_Given task_: Retype all of the listing exactly, passing over any picture you find.

_Input data_:
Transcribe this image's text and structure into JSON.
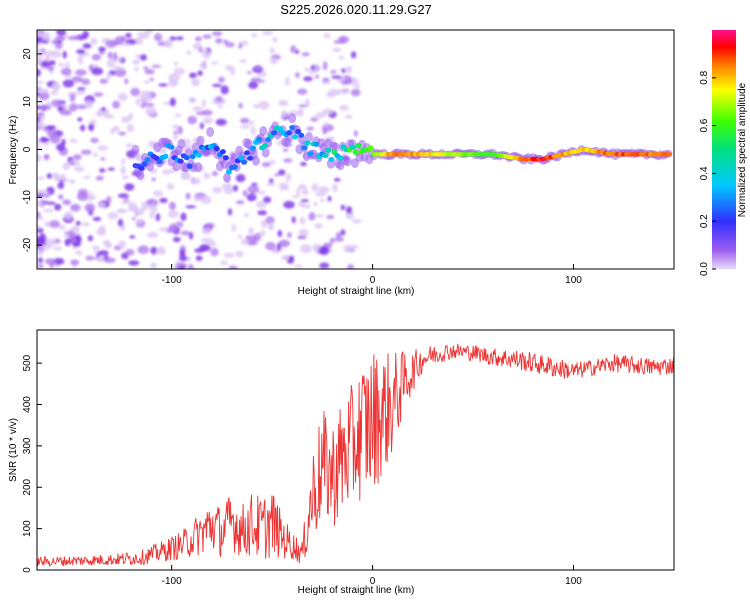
{
  "figure": {
    "title": "S225.2026.020.11.29.G27"
  },
  "chart_data": [
    {
      "type": "heatmap",
      "title": "S225.2026.020.11.29.G27",
      "xlabel": "Height of straight line (km)",
      "ylabel": "Frequency (Hz)",
      "xlim": [
        -167,
        150
      ],
      "ylim": [
        -25,
        25
      ],
      "xticks": [
        -100,
        0,
        100
      ],
      "xtick_labels": [
        "-100",
        "0",
        "100"
      ],
      "yticks": [
        -20,
        -10,
        0,
        10,
        20
      ],
      "ytick_labels": [
        "-20",
        "-10",
        "0",
        "10",
        "20"
      ],
      "colorbar": {
        "label": "Normalized spectral amplitude",
        "range": [
          0,
          1
        ],
        "ticks": [
          0,
          0.2,
          0.4,
          0.6,
          0.8
        ],
        "tick_labels": [
          "0.0",
          "0.2",
          "0.4",
          "0.6",
          "0.8"
        ]
      },
      "ridge": {
        "height_km": [
          -118,
          -110,
          -100,
          -90,
          -80,
          -70,
          -60,
          -50,
          -40,
          -30,
          -20,
          -10,
          0,
          10,
          20,
          40,
          60,
          75,
          85,
          95,
          105,
          120,
          135,
          148
        ],
        "frequency_hz": [
          -3,
          -2,
          0,
          -3,
          2,
          -5,
          0,
          3,
          4,
          0,
          -2,
          0,
          -1,
          -1,
          -1,
          -1,
          -1,
          -2,
          -2,
          -1,
          0,
          -1,
          -1,
          -1
        ],
        "amplitude": [
          0.2,
          0.25,
          0.3,
          0.3,
          0.3,
          0.3,
          0.35,
          0.4,
          0.3,
          0.4,
          0.5,
          0.55,
          0.65,
          0.9,
          0.85,
          0.7,
          0.6,
          0.9,
          0.95,
          0.85,
          0.8,
          0.9,
          0.9,
          0.85
        ]
      }
    },
    {
      "type": "line",
      "xlabel": "Height of straight line (km)",
      "ylabel": "SNR (10 * v/v)",
      "xlim": [
        -167,
        150
      ],
      "ylim": [
        0,
        580
      ],
      "xticks": [
        -100,
        0,
        100
      ],
      "xtick_labels": [
        "-100",
        "0",
        "100"
      ],
      "yticks": [
        0,
        100,
        200,
        300,
        400,
        500
      ],
      "ytick_labels": [
        "0",
        "100",
        "200",
        "300",
        "400",
        "500"
      ],
      "series": [
        {
          "name": "SNR",
          "color": "#ee3333",
          "x": [
            -167,
            -150,
            -130,
            -115,
            -105,
            -95,
            -90,
            -85,
            -80,
            -75,
            -70,
            -65,
            -60,
            -55,
            -50,
            -45,
            -40,
            -35,
            -30,
            -25,
            -20,
            -15,
            -10,
            -5,
            0,
            5,
            10,
            15,
            20,
            25,
            30,
            40,
            50,
            60,
            70,
            80,
            90,
            100,
            110,
            120,
            130,
            140,
            150
          ],
          "values": [
            20,
            22,
            25,
            30,
            45,
            60,
            75,
            90,
            110,
            90,
            120,
            95,
            110,
            100,
            115,
            80,
            60,
            40,
            180,
            250,
            230,
            270,
            300,
            340,
            360,
            380,
            400,
            450,
            480,
            510,
            520,
            530,
            525,
            515,
            510,
            500,
            490,
            480,
            490,
            500,
            495,
            490,
            495
          ],
          "spread": [
            12,
            12,
            14,
            18,
            25,
            35,
            45,
            55,
            70,
            60,
            75,
            65,
            80,
            80,
            85,
            55,
            35,
            30,
            120,
            140,
            130,
            150,
            150,
            170,
            180,
            150,
            130,
            80,
            50,
            30,
            25,
            20,
            20,
            22,
            25,
            25,
            25,
            22,
            20,
            22,
            22,
            22,
            22
          ]
        }
      ]
    }
  ]
}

_Solution_:
Transcribe this image's text and structure into JSON.
{
  "figure": {
    "title": "S225.2026.020.11.29.G27"
  },
  "chart_data": [
    {
      "type": "heatmap",
      "title": "S225.2026.020.11.29.G27",
      "xlabel": "Height of straight line (km)",
      "ylabel": "Frequency (Hz)",
      "xlim": [
        -167,
        150
      ],
      "ylim": [
        -25,
        25
      ],
      "xticks": [
        -100,
        0,
        100
      ],
      "xtick_labels": [
        "-100",
        "0",
        "100"
      ],
      "yticks": [
        -20,
        -10,
        0,
        10,
        20
      ],
      "ytick_labels": [
        "-20",
        "-10",
        "0",
        "10",
        "20"
      ],
      "colorbar": {
        "label": "Normalized spectral amplitude",
        "range": [
          0,
          1
        ],
        "ticks": [
          0,
          0.2,
          0.4,
          0.6,
          0.8
        ],
        "tick_labels": [
          "0.0",
          "0.2",
          "0.4",
          "0.6",
          "0.8"
        ]
      },
      "ridge": {
        "height_km": [
          -118,
          -110,
          -100,
          -90,
          -80,
          -70,
          -60,
          -50,
          -40,
          -30,
          -20,
          -10,
          0,
          10,
          20,
          40,
          60,
          75,
          85,
          95,
          105,
          120,
          135,
          148
        ],
        "frequency_hz": [
          -3,
          -2,
          0,
          -3,
          2,
          -5,
          0,
          3,
          4,
          0,
          -2,
          0,
          -1,
          -1,
          -1,
          -1,
          -1,
          -2,
          -2,
          -1,
          0,
          -1,
          -1,
          -1
        ],
        "amplitude": [
          0.2,
          0.25,
          0.3,
          0.3,
          0.3,
          0.3,
          0.35,
          0.4,
          0.3,
          0.4,
          0.5,
          0.55,
          0.65,
          0.9,
          0.85,
          0.7,
          0.6,
          0.9,
          0.95,
          0.85,
          0.8,
          0.9,
          0.9,
          0.85
        ]
      }
    },
    {
      "type": "line",
      "xlabel": "Height of straight line (km)",
      "ylabel": "SNR (10 * v/v)",
      "xlim": [
        -167,
        150
      ],
      "ylim": [
        0,
        580
      ],
      "xticks": [
        -100,
        0,
        100
      ],
      "xtick_labels": [
        "-100",
        "0",
        "100"
      ],
      "yticks": [
        0,
        100,
        200,
        300,
        400,
        500
      ],
      "ytick_labels": [
        "0",
        "100",
        "200",
        "300",
        "400",
        "500"
      ],
      "series": [
        {
          "name": "SNR",
          "color": "#ee3333",
          "x": [
            -167,
            -150,
            -130,
            -115,
            -105,
            -95,
            -90,
            -85,
            -80,
            -75,
            -70,
            -65,
            -60,
            -55,
            -50,
            -45,
            -40,
            -35,
            -30,
            -25,
            -20,
            -15,
            -10,
            -5,
            0,
            5,
            10,
            15,
            20,
            25,
            30,
            40,
            50,
            60,
            70,
            80,
            90,
            100,
            110,
            120,
            130,
            140,
            150
          ],
          "values": [
            20,
            22,
            25,
            30,
            45,
            60,
            75,
            90,
            110,
            90,
            120,
            95,
            110,
            100,
            115,
            80,
            60,
            40,
            180,
            250,
            230,
            270,
            300,
            340,
            360,
            380,
            400,
            450,
            480,
            510,
            520,
            530,
            525,
            515,
            510,
            500,
            490,
            480,
            490,
            500,
            495,
            490,
            495
          ],
          "spread": [
            12,
            12,
            14,
            18,
            25,
            35,
            45,
            55,
            70,
            60,
            75,
            65,
            80,
            80,
            85,
            55,
            35,
            30,
            120,
            140,
            130,
            150,
            150,
            170,
            180,
            150,
            130,
            80,
            50,
            30,
            25,
            20,
            20,
            22,
            25,
            25,
            25,
            22,
            20,
            22,
            22,
            22,
            22
          ]
        }
      ]
    }
  ]
}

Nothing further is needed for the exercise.